_To do_
Restate, word for word, every line of the data.

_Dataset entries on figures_
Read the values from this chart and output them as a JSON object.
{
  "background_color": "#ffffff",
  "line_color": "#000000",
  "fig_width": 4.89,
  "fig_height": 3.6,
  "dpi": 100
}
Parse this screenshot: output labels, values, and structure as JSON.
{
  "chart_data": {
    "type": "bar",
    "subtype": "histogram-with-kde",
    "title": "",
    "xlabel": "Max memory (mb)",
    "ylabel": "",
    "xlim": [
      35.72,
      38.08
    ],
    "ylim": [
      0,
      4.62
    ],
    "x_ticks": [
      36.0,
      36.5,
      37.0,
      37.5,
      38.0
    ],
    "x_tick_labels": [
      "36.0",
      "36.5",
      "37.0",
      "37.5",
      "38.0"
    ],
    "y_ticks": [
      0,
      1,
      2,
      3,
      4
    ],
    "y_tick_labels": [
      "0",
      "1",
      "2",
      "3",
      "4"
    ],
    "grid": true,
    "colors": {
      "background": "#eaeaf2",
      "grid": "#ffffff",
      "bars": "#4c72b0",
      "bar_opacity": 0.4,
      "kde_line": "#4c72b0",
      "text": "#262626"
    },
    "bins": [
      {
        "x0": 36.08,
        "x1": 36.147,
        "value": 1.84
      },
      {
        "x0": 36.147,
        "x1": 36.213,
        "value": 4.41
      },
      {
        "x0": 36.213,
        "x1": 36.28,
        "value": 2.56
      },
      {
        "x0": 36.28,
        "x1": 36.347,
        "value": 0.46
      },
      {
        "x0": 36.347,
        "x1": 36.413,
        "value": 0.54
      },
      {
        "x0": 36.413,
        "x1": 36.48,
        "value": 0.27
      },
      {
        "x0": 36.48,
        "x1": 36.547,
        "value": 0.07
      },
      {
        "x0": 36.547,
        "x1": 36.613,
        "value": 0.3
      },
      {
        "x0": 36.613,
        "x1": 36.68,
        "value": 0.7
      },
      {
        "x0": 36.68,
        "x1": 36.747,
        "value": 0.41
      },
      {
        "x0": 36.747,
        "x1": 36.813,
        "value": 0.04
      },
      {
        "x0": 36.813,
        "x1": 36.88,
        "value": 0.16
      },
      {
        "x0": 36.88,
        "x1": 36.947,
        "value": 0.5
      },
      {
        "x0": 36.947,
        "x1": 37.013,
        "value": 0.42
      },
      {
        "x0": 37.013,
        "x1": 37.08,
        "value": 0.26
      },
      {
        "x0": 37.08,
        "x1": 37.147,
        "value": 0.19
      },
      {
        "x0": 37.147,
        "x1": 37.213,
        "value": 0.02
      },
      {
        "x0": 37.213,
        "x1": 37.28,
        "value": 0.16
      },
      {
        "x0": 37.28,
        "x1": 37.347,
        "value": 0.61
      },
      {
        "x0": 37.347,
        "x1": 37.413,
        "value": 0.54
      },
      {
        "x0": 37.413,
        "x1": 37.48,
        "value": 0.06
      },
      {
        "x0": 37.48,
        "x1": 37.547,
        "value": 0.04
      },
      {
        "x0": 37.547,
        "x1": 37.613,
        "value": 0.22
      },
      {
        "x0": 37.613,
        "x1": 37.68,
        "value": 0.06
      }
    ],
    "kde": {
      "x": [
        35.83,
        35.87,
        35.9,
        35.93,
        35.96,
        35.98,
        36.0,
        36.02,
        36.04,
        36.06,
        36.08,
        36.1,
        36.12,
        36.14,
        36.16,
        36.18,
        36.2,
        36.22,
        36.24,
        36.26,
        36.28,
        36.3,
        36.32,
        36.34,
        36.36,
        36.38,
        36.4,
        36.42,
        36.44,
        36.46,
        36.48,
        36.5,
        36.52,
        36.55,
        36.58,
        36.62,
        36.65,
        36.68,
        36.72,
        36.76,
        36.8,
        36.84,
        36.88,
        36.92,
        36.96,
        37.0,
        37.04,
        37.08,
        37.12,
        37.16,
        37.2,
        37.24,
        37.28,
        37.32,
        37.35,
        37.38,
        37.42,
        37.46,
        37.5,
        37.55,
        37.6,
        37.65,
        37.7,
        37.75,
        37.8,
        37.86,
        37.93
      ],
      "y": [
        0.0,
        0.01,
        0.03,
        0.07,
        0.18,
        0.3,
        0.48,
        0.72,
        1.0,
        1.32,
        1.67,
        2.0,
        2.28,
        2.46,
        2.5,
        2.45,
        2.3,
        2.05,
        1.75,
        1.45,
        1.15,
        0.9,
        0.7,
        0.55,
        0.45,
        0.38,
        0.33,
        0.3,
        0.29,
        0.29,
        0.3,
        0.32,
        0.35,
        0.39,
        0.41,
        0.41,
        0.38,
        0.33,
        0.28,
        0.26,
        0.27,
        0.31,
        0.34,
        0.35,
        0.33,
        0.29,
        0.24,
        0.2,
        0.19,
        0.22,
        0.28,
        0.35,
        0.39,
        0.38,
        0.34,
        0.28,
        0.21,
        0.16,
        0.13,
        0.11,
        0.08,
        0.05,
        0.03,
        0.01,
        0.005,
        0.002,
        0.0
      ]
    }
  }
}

_Solution for this task_
Read the values from this chart and output them as a JSON object.
{
  "background_color": "#ffffff",
  "line_color": "#000000",
  "fig_width": 4.89,
  "fig_height": 3.6,
  "dpi": 100
}
Parse this screenshot: output labels, values, and structure as JSON.
{
  "chart_data": {
    "type": "bar",
    "subtype": "histogram-with-kde",
    "title": "",
    "xlabel": "Max memory (mb)",
    "ylabel": "",
    "xlim": [
      35.72,
      38.08
    ],
    "ylim": [
      0,
      4.62
    ],
    "x_ticks": [
      36.0,
      36.5,
      37.0,
      37.5,
      38.0
    ],
    "x_tick_labels": [
      "36.0",
      "36.5",
      "37.0",
      "37.5",
      "38.0"
    ],
    "y_ticks": [
      0,
      1,
      2,
      3,
      4
    ],
    "y_tick_labels": [
      "0",
      "1",
      "2",
      "3",
      "4"
    ],
    "grid": true,
    "colors": {
      "background": "#eaeaf2",
      "grid": "#ffffff",
      "bars": "#4c72b0",
      "bar_opacity": 0.4,
      "kde_line": "#4c72b0",
      "text": "#262626"
    },
    "bins": [
      {
        "x0": 36.08,
        "x1": 36.147,
        "value": 1.84
      },
      {
        "x0": 36.147,
        "x1": 36.213,
        "value": 4.41
      },
      {
        "x0": 36.213,
        "x1": 36.28,
        "value": 2.56
      },
      {
        "x0": 36.28,
        "x1": 36.347,
        "value": 0.46
      },
      {
        "x0": 36.347,
        "x1": 36.413,
        "value": 0.54
      },
      {
        "x0": 36.413,
        "x1": 36.48,
        "value": 0.27
      },
      {
        "x0": 36.48,
        "x1": 36.547,
        "value": 0.07
      },
      {
        "x0": 36.547,
        "x1": 36.613,
        "value": 0.3
      },
      {
        "x0": 36.613,
        "x1": 36.68,
        "value": 0.7
      },
      {
        "x0": 36.68,
        "x1": 36.747,
        "value": 0.41
      },
      {
        "x0": 36.747,
        "x1": 36.813,
        "value": 0.04
      },
      {
        "x0": 36.813,
        "x1": 36.88,
        "value": 0.16
      },
      {
        "x0": 36.88,
        "x1": 36.947,
        "value": 0.5
      },
      {
        "x0": 36.947,
        "x1": 37.013,
        "value": 0.42
      },
      {
        "x0": 37.013,
        "x1": 37.08,
        "value": 0.26
      },
      {
        "x0": 37.08,
        "x1": 37.147,
        "value": 0.19
      },
      {
        "x0": 37.147,
        "x1": 37.213,
        "value": 0.02
      },
      {
        "x0": 37.213,
        "x1": 37.28,
        "value": 0.16
      },
      {
        "x0": 37.28,
        "x1": 37.347,
        "value": 0.61
      },
      {
        "x0": 37.347,
        "x1": 37.413,
        "value": 0.54
      },
      {
        "x0": 37.413,
        "x1": 37.48,
        "value": 0.06
      },
      {
        "x0": 37.48,
        "x1": 37.547,
        "value": 0.04
      },
      {
        "x0": 37.547,
        "x1": 37.613,
        "value": 0.22
      },
      {
        "x0": 37.613,
        "x1": 37.68,
        "value": 0.06
      }
    ],
    "kde": {
      "x": [
        35.83,
        35.87,
        35.9,
        35.93,
        35.96,
        35.98,
        36.0,
        36.02,
        36.04,
        36.06,
        36.08,
        36.1,
        36.12,
        36.14,
        36.16,
        36.18,
        36.2,
        36.22,
        36.24,
        36.26,
        36.28,
        36.3,
        36.32,
        36.34,
        36.36,
        36.38,
        36.4,
        36.42,
        36.44,
        36.46,
        36.48,
        36.5,
        36.52,
        36.55,
        36.58,
        36.62,
        36.65,
        36.68,
        36.72,
        36.76,
        36.8,
        36.84,
        36.88,
        36.92,
        36.96,
        37.0,
        37.04,
        37.08,
        37.12,
        37.16,
        37.2,
        37.24,
        37.28,
        37.32,
        37.35,
        37.38,
        37.42,
        37.46,
        37.5,
        37.55,
        37.6,
        37.65,
        37.7,
        37.75,
        37.8,
        37.86,
        37.93
      ],
      "y": [
        0.0,
        0.01,
        0.03,
        0.07,
        0.18,
        0.3,
        0.48,
        0.72,
        1.0,
        1.32,
        1.67,
        2.0,
        2.28,
        2.46,
        2.5,
        2.45,
        2.3,
        2.05,
        1.75,
        1.45,
        1.15,
        0.9,
        0.7,
        0.55,
        0.45,
        0.38,
        0.33,
        0.3,
        0.29,
        0.29,
        0.3,
        0.32,
        0.35,
        0.39,
        0.41,
        0.41,
        0.38,
        0.33,
        0.28,
        0.26,
        0.27,
        0.31,
        0.34,
        0.35,
        0.33,
        0.29,
        0.24,
        0.2,
        0.19,
        0.22,
        0.28,
        0.35,
        0.39,
        0.38,
        0.34,
        0.28,
        0.21,
        0.16,
        0.13,
        0.11,
        0.08,
        0.05,
        0.03,
        0.01,
        0.005,
        0.002,
        0.0
      ]
    }
  }
}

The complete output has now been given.